##### Text section

Friday 27 January 2017

The first step to an equal North

Guest post Professor Paul Johnstone, Regional Director, Public Health England, North of England

The inaugural meeting of the North of England’s research and practitioner network to address health and social inequalities, hosted by Fuse in Newcastle, was an inspiring beginning. Over 350 people have signed up to ‘Equal North’, including most universities and local practitioners. Judging by the energy and ideas in the room this is going to be an interesting and important development and journey.

EQUAL North: how can we reduce health inequalities in the North?



We heard from Professor Dame Margaret Whitehead (pictured left) who chaired the original ‘Due North’ inquiry on health inequality in the north in 2014. Due North had flagged health in all policies as a potential lever and her recent work with the House of Commons All Parliamentary Party Group on Health in All Policies was particularly impressive.






Professor Peter Kelly (right), Director for the North
East Public Health England (PHE) Centre reflected on earlier work by primary care trusts and the health authority from which to draw important lessons.


And I (pictured left) described some of what has happened since Due North was published. In preparing my slides I wanted to go back and look myself at earlier work from Yorkshire and Humber days when we measured health inequalities in life expectancy, a government target 10 years ago.

##########
##### Information given

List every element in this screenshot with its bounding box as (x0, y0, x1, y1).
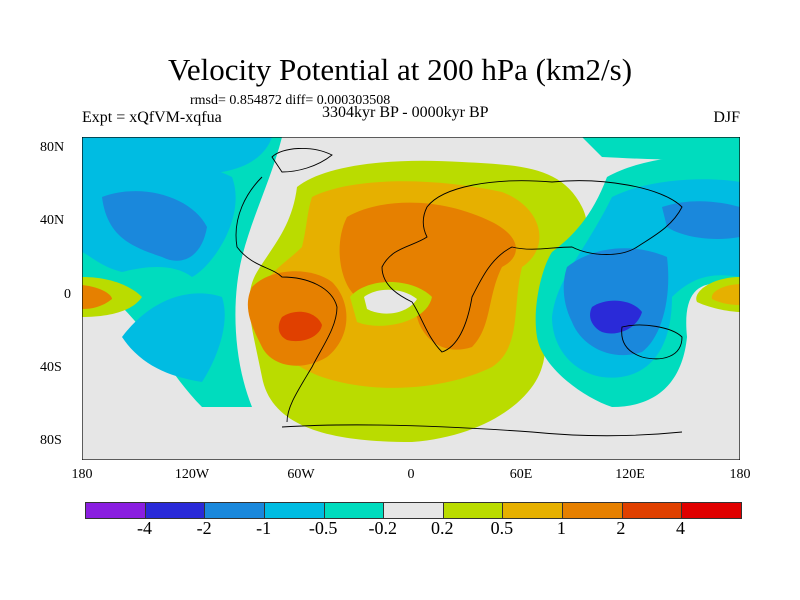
colorbar-label: 0.2 (431, 518, 454, 538)
x-tick-label: 60W (287, 467, 315, 482)
positive-region-date-line-core (711, 284, 740, 305)
y-tick-label: 0 (64, 287, 71, 302)
max-region-south-america (278, 311, 322, 342)
colorbar-swatch (682, 503, 742, 518)
colorbar-label: -0.2 (368, 518, 397, 538)
x-tick-label: 0 (407, 467, 415, 482)
x-tick-label: 120E (615, 467, 645, 482)
coastlines (235, 147, 683, 437)
colorbar-label: 1 (556, 518, 566, 538)
y-tick-label: 40S (40, 360, 62, 375)
colorbar-label: 0.5 (490, 518, 514, 538)
negative-region-top (82, 137, 272, 172)
colorbar-swatch (86, 503, 146, 518)
colorbar-swatch (503, 503, 564, 518)
season-label: DJF (713, 109, 740, 126)
colorbar-swatch (145, 503, 206, 518)
x-tick-label: 60E (509, 467, 533, 482)
colorbar-swatch (324, 503, 385, 518)
positive-region-africa (339, 202, 516, 350)
colorbar-swatch (443, 503, 504, 518)
experiment-label: Expt = xQfVM-xqfua (82, 109, 222, 126)
colorbar-swatch (205, 503, 265, 518)
colorbar-swatch (622, 503, 683, 518)
colorbar-label: 4 (675, 518, 685, 538)
y-tick-label: 80N (40, 140, 65, 155)
negative-region-pacific-core (102, 191, 207, 261)
negative-region-south-pacific (122, 293, 225, 382)
plot-title: Velocity Potential at 200 hPa (km2/s) (167, 52, 633, 87)
y-tick-label: 80S (40, 433, 62, 448)
negative-region-top-east (582, 137, 740, 160)
stats-label: rmsd= 0.854872 diff= 0.000303508 (190, 93, 391, 108)
period-label: 3304kyr BP - 0000kyr BP (322, 104, 489, 121)
colorbar-label: 2 (616, 518, 626, 538)
y-tick-label: 40N (40, 213, 65, 228)
x-tick-label: 120W (174, 467, 210, 482)
contour-map (82, 137, 740, 460)
x-tick-label: 180 (71, 467, 93, 482)
negative-region-asia-north (662, 201, 740, 239)
colorbar-label: -0.5 (308, 518, 338, 538)
neutral-hole-core (364, 289, 417, 314)
colorbar-swatch (384, 503, 444, 518)
positive-region-east-pacific-core (82, 285, 112, 309)
colorbar-label: -1 (256, 518, 272, 538)
colorbar (85, 502, 742, 519)
colorbar-label: -2 (196, 518, 212, 538)
colorbar-swatch (563, 503, 623, 518)
colorbar-label: -4 (137, 518, 153, 538)
colorbar-swatch (264, 503, 325, 518)
x-tick-label: 180 (729, 467, 751, 482)
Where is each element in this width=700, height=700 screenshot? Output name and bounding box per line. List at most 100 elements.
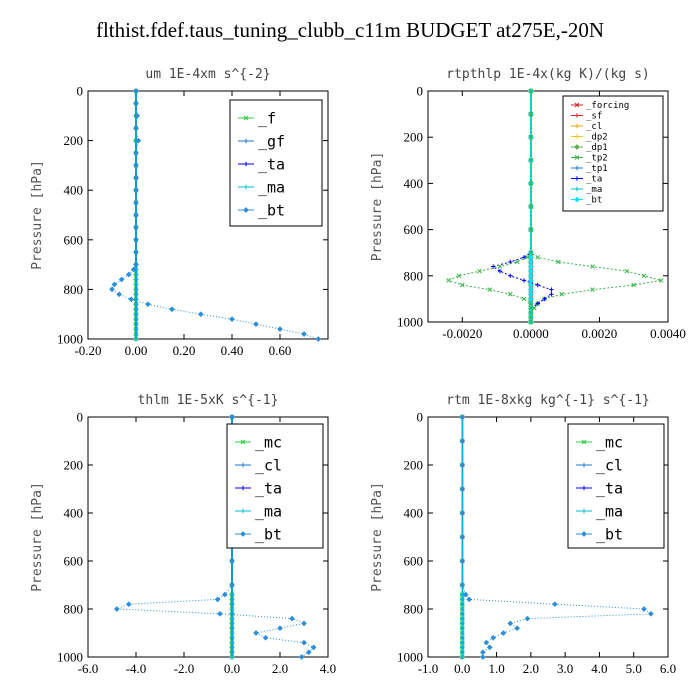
data-point	[528, 204, 534, 209]
legend-marker	[240, 439, 246, 445]
data-point	[528, 315, 534, 320]
x-tick-label: 0.40	[221, 343, 244, 358]
data-point	[298, 654, 305, 660]
legend-marker	[581, 485, 587, 491]
y-tick-label: 800	[64, 602, 84, 617]
data-point	[229, 414, 235, 420]
x-tick-label: 0.0	[224, 661, 240, 676]
legend-marker	[574, 196, 580, 203]
y-tick-label: 800	[404, 268, 424, 283]
legend-label: _dp1	[586, 143, 608, 153]
data-point	[490, 634, 496, 641]
y-tick-label: 400	[404, 176, 424, 191]
data-point	[641, 273, 647, 279]
x-tick-label: -6.0	[78, 661, 99, 676]
data-point	[460, 597, 465, 602]
series-points-bt	[109, 88, 322, 342]
y-tick-label: 200	[64, 133, 84, 148]
panel-title: um 1E-4xm s^{-2}	[145, 67, 270, 82]
plot-frame	[87, 90, 329, 340]
legend-box	[229, 99, 323, 227]
legend-label: _bt	[255, 525, 282, 543]
data-point	[535, 301, 540, 306]
data-point	[133, 316, 139, 322]
x-tick-label: 0.0	[454, 661, 470, 676]
chart-panel-3: thlm 1E-5xK s^{-1} Pressure [hPa] 0 200 400 6…	[30, 393, 336, 676]
data-point	[460, 654, 465, 660]
legend-label: _sf	[586, 112, 602, 122]
data-point	[459, 414, 466, 420]
data-point	[528, 250, 534, 256]
chart-panel-4: rtm 1E-8xkg kg^{-1} s^{-1} Pressure [hPa]…	[370, 393, 676, 676]
data-point	[507, 291, 513, 297]
data-point	[315, 336, 322, 342]
legend-marker	[243, 161, 249, 167]
legend: _forcing_sf_cl_dp2_dp1_tp2_tp1_ta_ma_bt	[562, 95, 664, 212]
data-point	[483, 639, 490, 646]
legend: _mc _cl _ta _ma _bt	[226, 423, 324, 549]
data-point	[480, 649, 486, 656]
data-point	[133, 125, 139, 132]
y-tick-label: 200	[404, 130, 424, 145]
data-point	[514, 625, 520, 632]
data-point	[514, 259, 520, 265]
data-point	[459, 282, 465, 288]
legend-marker	[574, 176, 580, 181]
x-tick-label: 0.0040	[650, 326, 686, 341]
legend-label: _gf	[258, 132, 285, 150]
x-tick-label: 0.0000	[513, 326, 549, 341]
y-axis-label: Pressure [hPa]	[370, 482, 385, 592]
data-point	[229, 635, 235, 640]
data-point	[535, 282, 540, 288]
y-tick-label: 1000	[397, 315, 423, 330]
data-point	[229, 645, 235, 650]
data-point	[109, 286, 115, 293]
data-point	[507, 620, 514, 627]
data-point	[446, 278, 451, 283]
x-tick-label: 4.0	[591, 661, 607, 676]
data-point	[133, 312, 139, 317]
data-point	[169, 306, 175, 313]
panel-title: rtm 1E-8xkg kg^{-1} s^{-1}	[446, 393, 650, 408]
data-point	[487, 287, 493, 293]
data-point	[508, 273, 513, 278]
data-point	[525, 254, 530, 260]
data-point	[555, 259, 561, 265]
data-point	[459, 558, 466, 564]
y-tick-label: 0	[417, 84, 424, 99]
legend-label: _tp1	[586, 164, 608, 174]
legend-label: _tp2	[586, 154, 608, 164]
series-line-tp_neg	[447, 91, 532, 322]
data-point	[301, 620, 307, 627]
data-point	[521, 296, 527, 302]
legend-label: _ma	[596, 502, 623, 520]
data-point	[528, 227, 534, 232]
data-point	[459, 486, 466, 492]
data-point	[648, 610, 654, 617]
data-point	[133, 224, 139, 231]
data-point	[133, 282, 139, 287]
legend-marker	[574, 155, 580, 160]
chart-panel-1: um 1E-4xm s^{-2} Pressure [hPa] 0 200 400 600…	[30, 67, 329, 358]
legend-marker	[581, 531, 587, 537]
series-points-bt	[459, 414, 654, 660]
legend-label: _mc	[255, 433, 282, 451]
data-point	[116, 291, 123, 298]
data-point	[133, 297, 139, 302]
data-point	[490, 264, 496, 269]
data-point	[128, 296, 135, 303]
x-tick-label: -1.0	[418, 661, 439, 676]
data-point	[497, 264, 503, 269]
x-tick-label: 5.0	[626, 661, 642, 676]
legend-marker	[240, 508, 246, 514]
y-tick-label: 1000	[57, 332, 83, 347]
legend-marker	[574, 134, 580, 139]
legend-marker	[581, 508, 587, 514]
data-point	[133, 187, 139, 194]
legend-marker	[240, 531, 246, 537]
legend-label: _bt	[596, 525, 623, 543]
x-tick-label: 2.0	[523, 661, 539, 676]
data-point	[528, 310, 534, 316]
data-point	[460, 611, 465, 616]
legend-marker	[240, 462, 246, 468]
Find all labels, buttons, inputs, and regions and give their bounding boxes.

##########

**Exercise brief**
Continue the post on the Equal North network from its final sentence. The listing comes from a separate source, unrelated to the post on the Equal North network.

**Task result**
What I found was striking: affluent areas, such as York, North Yorkshire and East Riding which had life expectancies above the England average five years ago (78.6 years for men / 82.6 years for women) improved still further to the national trend (which has increased by an average of 0.4 years over five years). Lowest for life expectancy - such as Hull for men and Doncaster, Wakefield and Barnsley for women - made no improvement at all. The increasing gap is the challenge; whether we look at health, education, or the economy. In a highly-centralised country like England such inequalities are hardwired into the fabric of the country from infrastructure investment to schools.

The seismic shifts following the Brexit vote could change all of this. Theresa May said on the steps of Downing Street that she wants to address the injustice of inequality and the ‘nine year gap’, referring to recent PHE published data on life expectancy. The new Industrial Strategy, launched on 22 January at a regional Cabinet held in an innovation park in Warrington; the RSA* Inclusive Growth Commission; and the early outputs from the National Infrastructure Commission and the Children’s Commissioner for England’s Growing Up North, again address what is needed.

It is in this context of widening inequality, with new national resolve to address it, that we launched Equal North. As a network of researchers and practitioners across the north this gives us a tremendous opportunity to influence policy:
  • What can we learn from earlier government inequalities polices, from the days of spearheads, for example?
  • How best do we translate complex data on inequalities into simple local actions and how best to influence local devolution deals for elected mayors and local politicians?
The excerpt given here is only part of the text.